==== Given data ====
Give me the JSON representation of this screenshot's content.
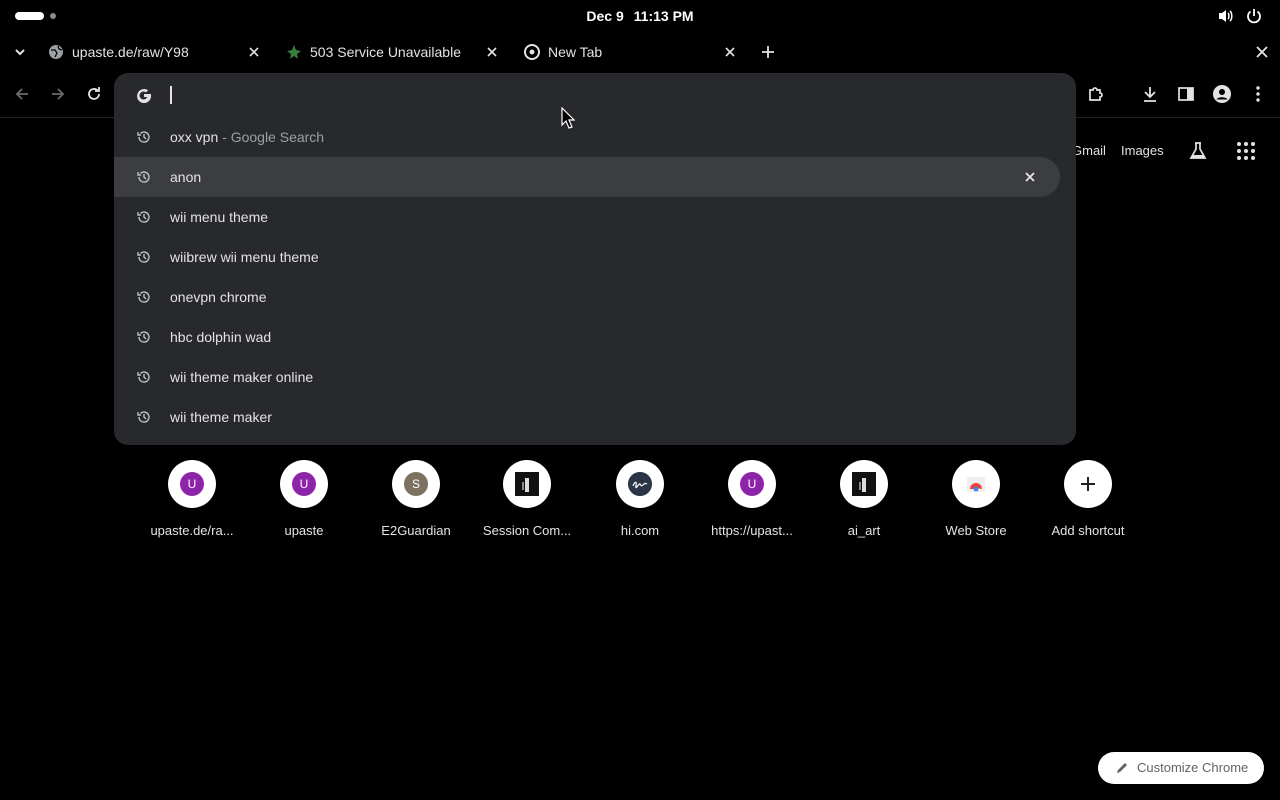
{
  "system": {
    "date": "Dec 9",
    "time": "11:13 PM"
  },
  "tabs": [
    {
      "title": "upaste.de/raw/Y98",
      "favicon": "globe-icon"
    },
    {
      "title": "503 Service Unavailable",
      "favicon": "e2guardian-icon"
    },
    {
      "title": "New Tab",
      "favicon": "chrome-icon"
    }
  ],
  "ntp": {
    "gmail": "Gmail",
    "images": "Images"
  },
  "omnibox": {
    "value": "",
    "suggestions": [
      {
        "text": "oxx vpn",
        "desc": " - Google Search"
      },
      {
        "text": "anon",
        "desc": ""
      },
      {
        "text": "wii menu theme",
        "desc": ""
      },
      {
        "text": "wiibrew wii menu theme",
        "desc": ""
      },
      {
        "text": "onevpn chrome",
        "desc": ""
      },
      {
        "text": "hbc dolphin wad",
        "desc": ""
      },
      {
        "text": "wii theme maker online",
        "desc": ""
      },
      {
        "text": "wii theme maker",
        "desc": ""
      }
    ]
  },
  "shortcuts": [
    {
      "label": "upaste.de/ra...",
      "letter": "U",
      "color": "#8e24aa"
    },
    {
      "label": "upaste",
      "letter": "U",
      "color": "#8e24aa"
    },
    {
      "label": "E2Guardian",
      "letter": "S",
      "color": "#7d7262"
    },
    {
      "label": "Session Com...",
      "letter": "",
      "color": "#111111"
    },
    {
      "label": "hi.com",
      "letter": "",
      "color": "#2c3545"
    },
    {
      "label": "https://upast...",
      "letter": "U",
      "color": "#8e24aa"
    },
    {
      "label": "ai_art",
      "letter": "",
      "color": "#111111"
    },
    {
      "label": "Web Store",
      "letter": "",
      "color": "#ffffff"
    },
    {
      "label": "Add shortcut",
      "letter": "",
      "color": "#ffffff"
    }
  ],
  "customize": {
    "label": "Customize Chrome"
  }
}
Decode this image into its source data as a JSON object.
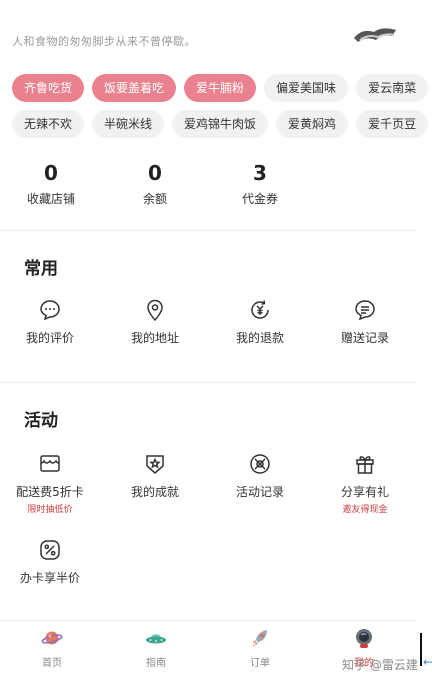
{
  "header": {
    "tagline": "人和食物的匆匆脚步从来不曾停歇。"
  },
  "tags": {
    "row1": [
      "齐鲁吃货",
      "饭要盖着吃",
      "爱牛腩粉",
      "偏爱美国味",
      "爱云南菜"
    ],
    "row2": [
      "无辣不欢",
      "半碗米线",
      "爱鸡锦牛肉饭",
      "爱黄焖鸡",
      "爱千页豆"
    ],
    "active_color": "#e9828e"
  },
  "stats": [
    {
      "value": "0",
      "label": "收藏店铺"
    },
    {
      "value": "0",
      "label": "余额"
    },
    {
      "value": "3",
      "label": "代金券"
    }
  ],
  "common": {
    "title": "常用",
    "items": [
      {
        "label": "我的评价",
        "icon": "comment-icon"
      },
      {
        "label": "我的地址",
        "icon": "location-pin-icon"
      },
      {
        "label": "我的退款",
        "icon": "refund-yuan-icon"
      },
      {
        "label": "赠送记录",
        "icon": "gift-record-icon"
      }
    ]
  },
  "activity": {
    "title": "活动",
    "items": [
      {
        "label": "配送费5折卡",
        "sub": "限时抽低价",
        "icon": "delivery-card-icon"
      },
      {
        "label": "我的成就",
        "sub": "",
        "icon": "medal-icon"
      },
      {
        "label": "活动记录",
        "sub": "",
        "icon": "activity-record-icon"
      },
      {
        "label": "分享有礼",
        "sub": "邀友得现金",
        "icon": "gift-box-icon"
      },
      {
        "label": "办卡享半价",
        "sub": "",
        "icon": "percent-icon"
      }
    ],
    "sub_color": "#d23c3c"
  },
  "tabbar": {
    "tabs": [
      {
        "label": "首页",
        "icon": "planet-icon"
      },
      {
        "label": "指南",
        "icon": "ufo-icon"
      },
      {
        "label": "订单",
        "icon": "rocket-icon"
      },
      {
        "label": "我的",
        "icon": "astronaut-icon"
      }
    ],
    "active_index": 3
  },
  "watermark": "知乎 @雷云建"
}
====
Written instruction -
Retype the records exactly. Any image in them should not appear in what you write.

Answer for the task -
Give me the JSON representation of this screenshot's content.
{
  "system": {
    "date": "Dec 9",
    "time": "11:13 PM"
  },
  "tabs": [
    {
      "title": "upaste.de/raw/Y98",
      "favicon": "globe-icon"
    },
    {
      "title": "503 Service Unavailable",
      "favicon": "e2guardian-icon"
    },
    {
      "title": "New Tab",
      "favicon": "chrome-icon"
    }
  ],
  "ntp": {
    "gmail": "Gmail",
    "images": "Images"
  },
  "omnibox": {
    "value": "",
    "suggestions": [
      {
        "text": "oxx vpn",
        "desc": " - Google Search"
      },
      {
        "text": "anon",
        "desc": ""
      },
      {
        "text": "wii menu theme",
        "desc": ""
      },
      {
        "text": "wiibrew wii menu theme",
        "desc": ""
      },
      {
        "text": "onevpn chrome",
        "desc": ""
      },
      {
        "text": "hbc dolphin wad",
        "desc": ""
      },
      {
        "text": "wii theme maker online",
        "desc": ""
      },
      {
        "text": "wii theme maker",
        "desc": ""
      }
    ]
  },
  "shortcuts": [
    {
      "label": "upaste.de/ra...",
      "letter": "U",
      "color": "#8e24aa"
    },
    {
      "label": "upaste",
      "letter": "U",
      "color": "#8e24aa"
    },
    {
      "label": "E2Guardian",
      "letter": "S",
      "color": "#7d7262"
    },
    {
      "label": "Session Com...",
      "letter": "",
      "color": "#111111"
    },
    {
      "label": "hi.com",
      "letter": "",
      "color": "#2c3545"
    },
    {
      "label": "https://upast...",
      "letter": "U",
      "color": "#8e24aa"
    },
    {
      "label": "ai_art",
      "letter": "",
      "color": "#111111"
    },
    {
      "label": "Web Store",
      "letter": "",
      "color": "#ffffff"
    },
    {
      "label": "Add shortcut",
      "letter": "",
      "color": "#ffffff"
    }
  ],
  "customize": {
    "label": "Customize Chrome"
  }
}
Decode this image into its source data as a JSON object.
{
  "header": {
    "tagline": "人和食物的匆匆脚步从来不曾停歇。"
  },
  "tags": {
    "row1": [
      "齐鲁吃货",
      "饭要盖着吃",
      "爱牛腩粉",
      "偏爱美国味",
      "爱云南菜"
    ],
    "row2": [
      "无辣不欢",
      "半碗米线",
      "爱鸡锦牛肉饭",
      "爱黄焖鸡",
      "爱千页豆"
    ],
    "active_color": "#e9828e"
  },
  "stats": [
    {
      "value": "0",
      "label": "收藏店铺"
    },
    {
      "value": "0",
      "label": "余额"
    },
    {
      "value": "3",
      "label": "代金券"
    }
  ],
  "common": {
    "title": "常用",
    "items": [
      {
        "label": "我的评价",
        "icon": "comment-icon"
      },
      {
        "label": "我的地址",
        "icon": "location-pin-icon"
      },
      {
        "label": "我的退款",
        "icon": "refund-yuan-icon"
      },
      {
        "label": "赠送记录",
        "icon": "gift-record-icon"
      }
    ]
  },
  "activity": {
    "title": "活动",
    "items": [
      {
        "label": "配送费5折卡",
        "sub": "限时抽低价",
        "icon": "delivery-card-icon"
      },
      {
        "label": "我的成就",
        "sub": "",
        "icon": "medal-icon"
      },
      {
        "label": "活动记录",
        "sub": "",
        "icon": "activity-record-icon"
      },
      {
        "label": "分享有礼",
        "sub": "邀友得现金",
        "icon": "gift-box-icon"
      },
      {
        "label": "办卡享半价",
        "sub": "",
        "icon": "percent-icon"
      }
    ],
    "sub_color": "#d23c3c"
  },
  "tabbar": {
    "tabs": [
      {
        "label": "首页",
        "icon": "planet-icon"
      },
      {
        "label": "指南",
        "icon": "ufo-icon"
      },
      {
        "label": "订单",
        "icon": "rocket-icon"
      },
      {
        "label": "我的",
        "icon": "astronaut-icon"
      }
    ],
    "active_index": 3
  },
  "watermark": "知乎 @雷云建"
}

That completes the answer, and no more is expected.